Could you rewrite the data from the line with "Extract all elements" up to and including the line with "left-tick-label: 20 <box>30 394 54 416</box>", replacing "bar-recent" with "bar-latest" and leaving everything else unchanged?

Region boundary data
================
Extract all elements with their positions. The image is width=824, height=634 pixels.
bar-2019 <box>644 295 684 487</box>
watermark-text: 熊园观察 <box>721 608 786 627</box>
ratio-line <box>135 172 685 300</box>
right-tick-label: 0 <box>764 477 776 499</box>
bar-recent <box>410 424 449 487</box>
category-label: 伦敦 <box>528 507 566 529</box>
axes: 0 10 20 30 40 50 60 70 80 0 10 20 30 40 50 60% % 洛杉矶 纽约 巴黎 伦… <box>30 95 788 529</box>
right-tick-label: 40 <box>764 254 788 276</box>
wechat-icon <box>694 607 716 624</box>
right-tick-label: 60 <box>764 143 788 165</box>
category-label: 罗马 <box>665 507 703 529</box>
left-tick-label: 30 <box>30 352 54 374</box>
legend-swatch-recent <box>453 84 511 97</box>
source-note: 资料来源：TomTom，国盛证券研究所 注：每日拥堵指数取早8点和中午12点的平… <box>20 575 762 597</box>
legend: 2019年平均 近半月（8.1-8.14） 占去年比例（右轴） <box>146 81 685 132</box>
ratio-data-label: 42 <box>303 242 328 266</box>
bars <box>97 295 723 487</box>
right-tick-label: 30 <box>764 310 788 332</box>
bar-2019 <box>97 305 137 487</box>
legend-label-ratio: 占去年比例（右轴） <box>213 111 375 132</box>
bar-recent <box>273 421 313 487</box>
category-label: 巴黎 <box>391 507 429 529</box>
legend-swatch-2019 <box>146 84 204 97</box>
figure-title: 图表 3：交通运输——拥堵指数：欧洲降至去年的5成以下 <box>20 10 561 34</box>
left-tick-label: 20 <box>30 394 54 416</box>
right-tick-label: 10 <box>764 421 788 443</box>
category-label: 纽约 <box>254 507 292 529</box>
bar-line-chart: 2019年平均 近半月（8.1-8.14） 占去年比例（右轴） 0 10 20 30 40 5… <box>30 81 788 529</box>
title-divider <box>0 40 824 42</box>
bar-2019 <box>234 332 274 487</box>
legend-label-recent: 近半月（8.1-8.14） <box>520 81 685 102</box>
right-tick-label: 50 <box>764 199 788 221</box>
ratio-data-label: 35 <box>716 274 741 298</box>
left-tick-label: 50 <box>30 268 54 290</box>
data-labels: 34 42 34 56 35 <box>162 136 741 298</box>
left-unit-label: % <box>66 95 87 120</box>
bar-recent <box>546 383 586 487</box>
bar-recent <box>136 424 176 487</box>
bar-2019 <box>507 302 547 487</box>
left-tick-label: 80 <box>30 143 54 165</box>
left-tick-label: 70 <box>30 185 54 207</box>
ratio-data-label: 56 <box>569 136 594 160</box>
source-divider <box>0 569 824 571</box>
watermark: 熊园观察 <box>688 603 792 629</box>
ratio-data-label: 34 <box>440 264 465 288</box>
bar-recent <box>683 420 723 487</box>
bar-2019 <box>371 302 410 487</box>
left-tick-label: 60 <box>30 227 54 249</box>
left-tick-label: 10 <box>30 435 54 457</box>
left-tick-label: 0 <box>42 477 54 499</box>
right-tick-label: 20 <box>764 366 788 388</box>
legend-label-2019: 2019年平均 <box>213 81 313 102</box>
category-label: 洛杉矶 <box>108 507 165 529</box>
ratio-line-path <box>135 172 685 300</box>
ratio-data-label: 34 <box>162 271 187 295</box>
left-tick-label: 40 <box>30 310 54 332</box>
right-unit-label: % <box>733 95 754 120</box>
================
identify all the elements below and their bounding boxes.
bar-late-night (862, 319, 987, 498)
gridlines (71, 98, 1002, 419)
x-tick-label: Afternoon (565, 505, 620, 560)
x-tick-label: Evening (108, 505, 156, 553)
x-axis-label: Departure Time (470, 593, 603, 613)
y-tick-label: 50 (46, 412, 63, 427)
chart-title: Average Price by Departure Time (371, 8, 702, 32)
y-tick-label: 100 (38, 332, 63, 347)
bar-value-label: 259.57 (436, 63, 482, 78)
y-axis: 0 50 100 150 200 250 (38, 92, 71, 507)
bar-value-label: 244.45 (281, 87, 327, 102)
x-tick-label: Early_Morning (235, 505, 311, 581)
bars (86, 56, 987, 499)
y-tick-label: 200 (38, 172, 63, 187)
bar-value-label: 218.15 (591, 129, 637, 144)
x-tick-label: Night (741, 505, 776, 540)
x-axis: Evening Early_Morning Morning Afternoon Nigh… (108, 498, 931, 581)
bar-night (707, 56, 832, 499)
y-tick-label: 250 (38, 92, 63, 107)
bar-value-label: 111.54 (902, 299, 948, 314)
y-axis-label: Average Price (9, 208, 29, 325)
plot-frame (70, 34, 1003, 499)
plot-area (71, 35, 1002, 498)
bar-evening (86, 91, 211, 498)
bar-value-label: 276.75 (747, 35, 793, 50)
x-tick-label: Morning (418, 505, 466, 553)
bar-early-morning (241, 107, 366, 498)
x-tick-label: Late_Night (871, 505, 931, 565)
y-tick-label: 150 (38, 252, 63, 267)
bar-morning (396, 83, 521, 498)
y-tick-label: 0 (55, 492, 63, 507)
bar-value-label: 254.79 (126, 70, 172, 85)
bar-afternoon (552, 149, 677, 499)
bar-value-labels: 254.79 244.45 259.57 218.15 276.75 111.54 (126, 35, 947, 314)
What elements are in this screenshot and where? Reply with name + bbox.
================
Output below:
Extract all elements with their positions. The image is width=824, height=634 pixels.
bar-2019 <box>644 295 684 487</box>
watermark-text: 熊园观察 <box>721 608 786 627</box>
ratio-line <box>135 172 685 300</box>
right-tick-label: 0 <box>764 477 776 499</box>
bar-latest <box>410 424 449 487</box>
category-label: 伦敦 <box>528 507 566 529</box>
axes: 0 10 20 30 40 50 60 70 80 0 10 20 30 40 50 60% % 洛杉矶 纽约 巴黎 伦… <box>30 95 788 529</box>
right-tick-label: 40 <box>764 254 788 276</box>
wechat-icon <box>694 607 716 624</box>
right-tick-label: 60 <box>764 143 788 165</box>
category-label: 罗马 <box>665 507 703 529</box>
left-tick-label: 30 <box>30 352 54 374</box>
legend-swatch-recent <box>453 84 511 97</box>
source-note: 资料来源：TomTom，国盛证券研究所 注：每日拥堵指数取早8点和中午12点的平… <box>20 575 762 597</box>
legend: 2019年平均 近半月（8.1-8.14） 占去年比例（右轴） <box>146 81 685 132</box>
ratio-data-label: 42 <box>303 242 328 266</box>
bars <box>97 295 723 487</box>
right-tick-label: 30 <box>764 310 788 332</box>
bar-2019 <box>97 305 137 487</box>
legend-label-ratio: 占去年比例（右轴） <box>213 111 375 132</box>
bar-latest <box>273 421 313 487</box>
category-label: 巴黎 <box>391 507 429 529</box>
legend-swatch-2019 <box>146 84 204 97</box>
figure-title: 图表 3：交通运输——拥堵指数：欧洲降至去年的5成以下 <box>20 10 561 34</box>
left-tick-label: 20 <box>30 394 54 416</box>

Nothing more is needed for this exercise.